Problem description:
State how many lines of the entries hold the string "FUERAN", and nothing more.
---- Data extract
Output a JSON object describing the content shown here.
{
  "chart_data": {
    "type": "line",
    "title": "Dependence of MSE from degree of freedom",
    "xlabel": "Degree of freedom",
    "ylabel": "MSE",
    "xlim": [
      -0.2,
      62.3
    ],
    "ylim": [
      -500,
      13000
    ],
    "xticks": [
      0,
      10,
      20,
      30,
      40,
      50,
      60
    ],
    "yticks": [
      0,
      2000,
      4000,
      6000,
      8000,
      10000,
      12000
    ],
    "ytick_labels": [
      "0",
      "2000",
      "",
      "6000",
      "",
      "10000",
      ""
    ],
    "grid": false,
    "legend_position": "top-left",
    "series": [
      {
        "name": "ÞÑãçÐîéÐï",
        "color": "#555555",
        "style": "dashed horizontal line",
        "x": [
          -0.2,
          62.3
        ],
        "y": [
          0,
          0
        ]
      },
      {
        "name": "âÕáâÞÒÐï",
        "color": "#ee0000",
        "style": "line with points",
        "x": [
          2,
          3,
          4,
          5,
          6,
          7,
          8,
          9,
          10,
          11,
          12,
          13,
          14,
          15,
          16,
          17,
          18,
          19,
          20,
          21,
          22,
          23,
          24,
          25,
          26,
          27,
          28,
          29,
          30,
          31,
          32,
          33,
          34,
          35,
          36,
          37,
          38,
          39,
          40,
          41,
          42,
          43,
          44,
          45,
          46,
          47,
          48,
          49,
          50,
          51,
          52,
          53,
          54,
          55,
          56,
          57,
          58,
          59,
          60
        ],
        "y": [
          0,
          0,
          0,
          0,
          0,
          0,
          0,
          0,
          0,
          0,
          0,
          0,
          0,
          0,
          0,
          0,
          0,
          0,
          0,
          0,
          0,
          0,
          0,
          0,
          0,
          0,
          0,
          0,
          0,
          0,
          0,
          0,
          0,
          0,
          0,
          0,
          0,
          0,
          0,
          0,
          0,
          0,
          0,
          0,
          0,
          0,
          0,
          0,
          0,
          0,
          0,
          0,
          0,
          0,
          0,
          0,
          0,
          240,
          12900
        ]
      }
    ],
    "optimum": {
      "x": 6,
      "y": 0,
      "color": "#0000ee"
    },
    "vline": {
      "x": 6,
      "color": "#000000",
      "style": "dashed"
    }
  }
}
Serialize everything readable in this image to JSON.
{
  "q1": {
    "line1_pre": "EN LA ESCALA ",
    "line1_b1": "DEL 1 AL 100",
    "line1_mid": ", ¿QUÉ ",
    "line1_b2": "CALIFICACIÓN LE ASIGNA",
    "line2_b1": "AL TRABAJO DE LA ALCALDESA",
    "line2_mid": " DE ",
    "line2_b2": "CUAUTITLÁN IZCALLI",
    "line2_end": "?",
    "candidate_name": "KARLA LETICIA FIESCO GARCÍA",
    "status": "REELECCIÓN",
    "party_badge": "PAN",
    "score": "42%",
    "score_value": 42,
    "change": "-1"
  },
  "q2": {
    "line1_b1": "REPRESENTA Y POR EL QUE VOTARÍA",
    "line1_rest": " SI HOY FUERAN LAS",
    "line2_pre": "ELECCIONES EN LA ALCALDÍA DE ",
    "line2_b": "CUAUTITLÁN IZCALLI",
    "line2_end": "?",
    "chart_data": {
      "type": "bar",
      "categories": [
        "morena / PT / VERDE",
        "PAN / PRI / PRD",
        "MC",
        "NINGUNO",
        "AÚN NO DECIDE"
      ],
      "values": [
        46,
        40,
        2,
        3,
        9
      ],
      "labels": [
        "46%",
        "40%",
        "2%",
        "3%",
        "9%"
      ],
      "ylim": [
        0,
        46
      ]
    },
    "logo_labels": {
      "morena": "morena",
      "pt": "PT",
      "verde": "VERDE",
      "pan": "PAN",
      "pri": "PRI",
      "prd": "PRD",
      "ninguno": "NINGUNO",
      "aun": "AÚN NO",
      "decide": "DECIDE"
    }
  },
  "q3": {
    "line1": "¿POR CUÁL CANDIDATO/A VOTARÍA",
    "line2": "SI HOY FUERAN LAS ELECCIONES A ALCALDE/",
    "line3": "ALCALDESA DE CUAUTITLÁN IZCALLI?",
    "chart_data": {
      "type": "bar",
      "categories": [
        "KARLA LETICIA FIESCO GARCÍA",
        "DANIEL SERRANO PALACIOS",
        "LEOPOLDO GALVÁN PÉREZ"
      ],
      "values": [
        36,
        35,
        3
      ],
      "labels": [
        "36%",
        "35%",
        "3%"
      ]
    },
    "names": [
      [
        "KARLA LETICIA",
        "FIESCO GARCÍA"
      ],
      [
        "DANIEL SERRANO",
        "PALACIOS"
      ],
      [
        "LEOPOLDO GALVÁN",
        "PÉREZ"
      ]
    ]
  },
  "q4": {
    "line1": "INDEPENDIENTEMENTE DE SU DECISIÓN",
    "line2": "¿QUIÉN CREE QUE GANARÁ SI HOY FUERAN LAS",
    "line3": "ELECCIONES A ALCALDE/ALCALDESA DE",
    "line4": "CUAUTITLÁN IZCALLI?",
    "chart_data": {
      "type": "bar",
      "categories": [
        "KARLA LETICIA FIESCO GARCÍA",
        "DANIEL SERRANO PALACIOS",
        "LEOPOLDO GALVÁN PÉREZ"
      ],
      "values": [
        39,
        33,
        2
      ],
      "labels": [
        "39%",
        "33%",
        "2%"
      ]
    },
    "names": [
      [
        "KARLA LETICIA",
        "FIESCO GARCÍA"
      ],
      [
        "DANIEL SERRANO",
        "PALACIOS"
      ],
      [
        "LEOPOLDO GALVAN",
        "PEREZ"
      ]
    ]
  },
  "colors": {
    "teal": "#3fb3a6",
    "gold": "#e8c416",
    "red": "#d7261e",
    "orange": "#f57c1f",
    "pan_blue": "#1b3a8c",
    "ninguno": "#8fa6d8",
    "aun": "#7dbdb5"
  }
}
--------
Result of the task:
3